▸ **Directive**:
Your task is to extract the lines from the one holding "Convert this document image to plain text." through the end of the material. Set them down exactly and add nothing.

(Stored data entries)
---

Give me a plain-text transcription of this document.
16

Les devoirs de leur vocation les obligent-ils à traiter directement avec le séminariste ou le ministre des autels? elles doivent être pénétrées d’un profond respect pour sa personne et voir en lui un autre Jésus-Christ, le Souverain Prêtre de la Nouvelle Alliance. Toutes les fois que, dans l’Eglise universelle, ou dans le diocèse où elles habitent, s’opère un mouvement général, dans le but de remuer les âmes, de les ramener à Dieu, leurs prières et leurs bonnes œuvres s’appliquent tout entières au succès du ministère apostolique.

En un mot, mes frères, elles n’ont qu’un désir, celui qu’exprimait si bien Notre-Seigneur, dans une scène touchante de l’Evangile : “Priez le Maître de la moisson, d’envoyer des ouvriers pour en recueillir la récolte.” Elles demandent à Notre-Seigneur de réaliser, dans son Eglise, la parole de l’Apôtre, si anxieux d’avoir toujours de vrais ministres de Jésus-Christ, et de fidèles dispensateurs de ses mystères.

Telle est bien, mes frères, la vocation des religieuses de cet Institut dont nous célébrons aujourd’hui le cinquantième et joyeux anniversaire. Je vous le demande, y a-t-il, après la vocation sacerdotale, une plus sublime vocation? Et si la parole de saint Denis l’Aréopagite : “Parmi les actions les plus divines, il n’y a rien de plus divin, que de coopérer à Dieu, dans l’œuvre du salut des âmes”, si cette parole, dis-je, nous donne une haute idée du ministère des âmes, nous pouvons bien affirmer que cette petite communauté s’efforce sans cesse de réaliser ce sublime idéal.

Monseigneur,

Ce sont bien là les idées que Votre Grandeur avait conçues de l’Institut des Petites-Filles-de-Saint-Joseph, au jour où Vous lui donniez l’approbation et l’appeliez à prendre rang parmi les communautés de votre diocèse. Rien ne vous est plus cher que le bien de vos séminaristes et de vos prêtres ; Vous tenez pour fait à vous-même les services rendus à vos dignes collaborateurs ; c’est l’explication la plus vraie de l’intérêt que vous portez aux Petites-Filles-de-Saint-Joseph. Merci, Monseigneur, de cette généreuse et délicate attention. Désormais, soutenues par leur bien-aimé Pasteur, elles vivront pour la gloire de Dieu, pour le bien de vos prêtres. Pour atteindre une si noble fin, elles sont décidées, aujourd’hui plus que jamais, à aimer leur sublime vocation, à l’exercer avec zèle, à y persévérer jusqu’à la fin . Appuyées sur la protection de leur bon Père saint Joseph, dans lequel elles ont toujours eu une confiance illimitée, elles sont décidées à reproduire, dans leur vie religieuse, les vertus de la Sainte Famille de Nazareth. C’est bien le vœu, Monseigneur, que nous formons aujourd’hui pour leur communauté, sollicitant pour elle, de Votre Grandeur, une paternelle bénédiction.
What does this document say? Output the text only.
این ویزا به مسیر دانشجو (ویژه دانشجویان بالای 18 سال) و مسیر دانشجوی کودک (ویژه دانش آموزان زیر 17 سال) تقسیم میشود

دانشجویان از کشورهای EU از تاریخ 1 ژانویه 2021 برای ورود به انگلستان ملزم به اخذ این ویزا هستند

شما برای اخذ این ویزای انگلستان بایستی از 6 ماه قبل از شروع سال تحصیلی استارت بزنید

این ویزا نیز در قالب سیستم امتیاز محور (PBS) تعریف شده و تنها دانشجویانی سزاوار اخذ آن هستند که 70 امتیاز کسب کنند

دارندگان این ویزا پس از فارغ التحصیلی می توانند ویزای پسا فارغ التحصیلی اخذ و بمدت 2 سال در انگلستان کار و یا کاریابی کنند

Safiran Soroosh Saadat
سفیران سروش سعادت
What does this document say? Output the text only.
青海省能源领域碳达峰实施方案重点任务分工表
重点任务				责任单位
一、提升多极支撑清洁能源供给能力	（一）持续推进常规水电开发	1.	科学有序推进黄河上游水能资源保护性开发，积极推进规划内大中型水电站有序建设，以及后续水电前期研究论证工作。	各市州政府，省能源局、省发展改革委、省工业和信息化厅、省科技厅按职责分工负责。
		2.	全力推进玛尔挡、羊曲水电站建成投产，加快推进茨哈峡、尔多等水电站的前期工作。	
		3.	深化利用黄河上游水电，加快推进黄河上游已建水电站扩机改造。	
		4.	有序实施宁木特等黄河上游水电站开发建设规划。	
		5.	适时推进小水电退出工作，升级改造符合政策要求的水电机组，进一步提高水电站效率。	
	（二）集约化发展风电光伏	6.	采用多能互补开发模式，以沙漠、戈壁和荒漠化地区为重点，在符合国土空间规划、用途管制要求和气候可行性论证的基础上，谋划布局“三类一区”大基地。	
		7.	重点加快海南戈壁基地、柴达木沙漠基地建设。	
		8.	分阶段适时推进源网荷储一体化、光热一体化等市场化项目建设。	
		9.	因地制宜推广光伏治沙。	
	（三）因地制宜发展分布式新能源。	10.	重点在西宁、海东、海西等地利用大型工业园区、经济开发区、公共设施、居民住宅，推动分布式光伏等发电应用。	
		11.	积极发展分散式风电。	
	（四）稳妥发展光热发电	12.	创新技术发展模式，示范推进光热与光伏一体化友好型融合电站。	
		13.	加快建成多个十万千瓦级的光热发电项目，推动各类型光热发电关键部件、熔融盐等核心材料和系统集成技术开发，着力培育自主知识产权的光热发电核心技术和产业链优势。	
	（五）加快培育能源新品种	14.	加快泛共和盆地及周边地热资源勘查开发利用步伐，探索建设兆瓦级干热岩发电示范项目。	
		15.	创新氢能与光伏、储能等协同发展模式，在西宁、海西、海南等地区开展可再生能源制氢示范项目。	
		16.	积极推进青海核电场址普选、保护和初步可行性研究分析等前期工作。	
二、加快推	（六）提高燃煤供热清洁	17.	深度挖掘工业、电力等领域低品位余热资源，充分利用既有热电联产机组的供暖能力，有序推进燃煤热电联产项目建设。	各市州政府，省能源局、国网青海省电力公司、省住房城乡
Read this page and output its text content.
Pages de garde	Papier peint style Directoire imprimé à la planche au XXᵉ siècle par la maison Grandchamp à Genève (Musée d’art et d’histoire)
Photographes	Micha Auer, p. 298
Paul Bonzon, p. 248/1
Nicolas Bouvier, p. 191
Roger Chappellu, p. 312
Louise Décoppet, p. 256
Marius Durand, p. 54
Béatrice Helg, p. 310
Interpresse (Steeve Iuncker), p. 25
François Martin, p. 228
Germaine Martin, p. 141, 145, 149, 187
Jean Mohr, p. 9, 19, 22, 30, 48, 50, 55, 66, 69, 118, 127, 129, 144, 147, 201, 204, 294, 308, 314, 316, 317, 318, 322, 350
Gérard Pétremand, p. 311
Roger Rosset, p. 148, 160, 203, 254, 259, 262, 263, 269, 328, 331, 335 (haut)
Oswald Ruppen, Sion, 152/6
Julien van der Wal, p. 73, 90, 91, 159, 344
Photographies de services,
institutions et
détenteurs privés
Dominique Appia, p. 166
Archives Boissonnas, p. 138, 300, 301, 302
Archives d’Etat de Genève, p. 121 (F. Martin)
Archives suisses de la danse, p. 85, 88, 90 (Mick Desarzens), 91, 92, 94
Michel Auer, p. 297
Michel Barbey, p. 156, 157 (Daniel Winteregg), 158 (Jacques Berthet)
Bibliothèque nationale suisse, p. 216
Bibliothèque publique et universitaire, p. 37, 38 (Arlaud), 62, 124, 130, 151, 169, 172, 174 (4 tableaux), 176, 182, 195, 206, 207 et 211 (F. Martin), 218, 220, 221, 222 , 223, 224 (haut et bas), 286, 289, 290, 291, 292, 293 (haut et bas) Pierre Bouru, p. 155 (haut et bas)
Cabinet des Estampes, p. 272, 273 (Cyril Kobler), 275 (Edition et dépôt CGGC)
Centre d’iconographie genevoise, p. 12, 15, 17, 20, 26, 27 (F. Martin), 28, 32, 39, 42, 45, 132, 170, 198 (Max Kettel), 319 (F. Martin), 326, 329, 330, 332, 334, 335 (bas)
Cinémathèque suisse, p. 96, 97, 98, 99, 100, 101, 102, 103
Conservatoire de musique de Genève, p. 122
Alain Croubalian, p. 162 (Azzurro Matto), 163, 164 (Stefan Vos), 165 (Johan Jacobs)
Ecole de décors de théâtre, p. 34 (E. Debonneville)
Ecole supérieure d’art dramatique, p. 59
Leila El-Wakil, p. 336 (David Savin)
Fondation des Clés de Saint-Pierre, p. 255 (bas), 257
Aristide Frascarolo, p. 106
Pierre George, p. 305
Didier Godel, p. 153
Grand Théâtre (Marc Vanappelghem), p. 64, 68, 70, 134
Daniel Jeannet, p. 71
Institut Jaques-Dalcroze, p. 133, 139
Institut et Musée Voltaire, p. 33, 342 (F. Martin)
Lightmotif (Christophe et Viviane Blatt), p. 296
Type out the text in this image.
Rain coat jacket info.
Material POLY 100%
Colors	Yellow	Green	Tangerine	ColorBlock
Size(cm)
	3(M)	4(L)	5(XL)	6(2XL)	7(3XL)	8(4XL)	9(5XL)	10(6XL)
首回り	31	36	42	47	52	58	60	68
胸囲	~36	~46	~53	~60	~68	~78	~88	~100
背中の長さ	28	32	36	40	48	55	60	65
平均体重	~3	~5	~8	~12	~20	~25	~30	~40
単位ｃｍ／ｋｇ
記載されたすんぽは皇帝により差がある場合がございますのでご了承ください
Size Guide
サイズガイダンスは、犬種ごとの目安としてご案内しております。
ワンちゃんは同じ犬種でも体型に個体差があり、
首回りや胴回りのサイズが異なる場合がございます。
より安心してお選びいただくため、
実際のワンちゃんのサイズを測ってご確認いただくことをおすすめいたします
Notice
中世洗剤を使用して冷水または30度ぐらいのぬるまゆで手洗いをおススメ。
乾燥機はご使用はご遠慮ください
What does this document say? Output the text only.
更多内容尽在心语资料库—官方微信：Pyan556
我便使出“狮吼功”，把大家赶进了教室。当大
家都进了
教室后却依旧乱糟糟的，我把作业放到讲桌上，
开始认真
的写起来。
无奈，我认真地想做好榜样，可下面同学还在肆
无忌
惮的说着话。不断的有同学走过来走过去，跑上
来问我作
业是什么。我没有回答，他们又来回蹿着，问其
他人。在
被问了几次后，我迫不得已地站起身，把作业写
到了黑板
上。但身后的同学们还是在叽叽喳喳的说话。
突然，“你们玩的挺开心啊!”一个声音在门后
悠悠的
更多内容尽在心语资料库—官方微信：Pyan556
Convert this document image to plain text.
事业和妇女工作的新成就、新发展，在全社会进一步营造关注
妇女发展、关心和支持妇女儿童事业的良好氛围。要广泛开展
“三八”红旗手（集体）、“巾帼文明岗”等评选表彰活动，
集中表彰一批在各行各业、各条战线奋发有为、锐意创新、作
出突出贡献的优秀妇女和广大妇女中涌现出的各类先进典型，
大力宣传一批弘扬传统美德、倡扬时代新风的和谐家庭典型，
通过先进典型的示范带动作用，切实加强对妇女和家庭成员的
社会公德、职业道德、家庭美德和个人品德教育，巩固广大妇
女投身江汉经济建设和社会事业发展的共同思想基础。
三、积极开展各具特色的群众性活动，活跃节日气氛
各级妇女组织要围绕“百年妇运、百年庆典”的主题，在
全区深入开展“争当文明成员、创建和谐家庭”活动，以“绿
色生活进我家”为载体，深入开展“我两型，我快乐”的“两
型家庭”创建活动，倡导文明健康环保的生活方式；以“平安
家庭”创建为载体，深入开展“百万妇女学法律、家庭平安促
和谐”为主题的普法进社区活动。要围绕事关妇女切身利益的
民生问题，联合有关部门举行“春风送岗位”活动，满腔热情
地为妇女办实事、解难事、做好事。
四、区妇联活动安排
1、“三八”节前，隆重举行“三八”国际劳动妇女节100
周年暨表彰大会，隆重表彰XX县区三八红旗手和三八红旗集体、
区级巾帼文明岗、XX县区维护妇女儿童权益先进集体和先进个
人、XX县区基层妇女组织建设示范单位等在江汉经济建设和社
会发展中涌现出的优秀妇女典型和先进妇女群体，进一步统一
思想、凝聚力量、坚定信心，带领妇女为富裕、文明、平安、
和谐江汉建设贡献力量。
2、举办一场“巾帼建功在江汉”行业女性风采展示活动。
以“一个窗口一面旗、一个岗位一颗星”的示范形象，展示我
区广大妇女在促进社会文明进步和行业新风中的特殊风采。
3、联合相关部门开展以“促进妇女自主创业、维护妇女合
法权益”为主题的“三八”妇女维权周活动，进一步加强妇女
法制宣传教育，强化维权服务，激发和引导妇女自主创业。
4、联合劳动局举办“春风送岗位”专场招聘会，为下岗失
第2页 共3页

---

▸ **Solution for this exercise**:
Convert this document image to plain text.
事业和妇女工作的新成就、新发展，在全社会进一步营造关注
妇女发展、关心和支持妇女儿童事业的良好氛围。要广泛开展
“三八”红旗手（集体）、“巾帼文明岗”等评选表彰活动，
集中表彰一批在各行各业、各条战线奋发有为、锐意创新、作
出突出贡献的优秀妇女和广大妇女中涌现出的各类先进典型，
大力宣传一批弘扬传统美德、倡扬时代新风的和谐家庭典型，
通过先进典型的示范带动作用，切实加强对妇女和家庭成员的
社会公德、职业道德、家庭美德和个人品德教育，巩固广大妇
女投身江汉经济建设和社会事业发展的共同思想基础。
三、积极开展各具特色的群众性活动，活跃节日气氛
各级妇女组织要围绕“百年妇运、百年庆典”的主题，在
全区深入开展“争当文明成员、创建和谐家庭”活动，以“绿
色生活进我家”为载体，深入开展“我两型，我快乐”的“两
型家庭”创建活动，倡导文明健康环保的生活方式；以“平安
家庭”创建为载体，深入开展“百万妇女学法律、家庭平安促
和谐”为主题的普法进社区活动。要围绕事关妇女切身利益的
民生问题，联合有关部门举行“春风送岗位”活动，满腔热情
地为妇女办实事、解难事、做好事。
四、区妇联活动安排
1、“三八”节前，隆重举行“三八”国际劳动妇女节100
周年暨表彰大会，隆重表彰XX县区三八红旗手和三八红旗集体、
区级巾帼文明岗、XX县区维护妇女儿童权益先进集体和先进个
人、XX县区基层妇女组织建设示范单位等在江汉经济建设和社
会发展中涌现出的优秀妇女典型和先进妇女群体，进一步统一
思想、凝聚力量、坚定信心，带领妇女为富裕、文明、平安、
和谐江汉建设贡献力量。
2、举办一场“巾帼建功在江汉”行业女性风采展示活动。
以“一个窗口一面旗、一个岗位一颗星”的示范形象，展示我
区广大妇女在促进社会文明进步和行业新风中的特殊风采。
3、联合相关部门开展以“促进妇女自主创业、维护妇女合
法权益”为主题的“三八”妇女维权周活动，进一步加强妇女
法制宣传教育，强化维权服务，激发和引导妇女自主创业。
4、联合劳动局举办“春风送岗位”专场招聘会，为下岗失
第2页 共3页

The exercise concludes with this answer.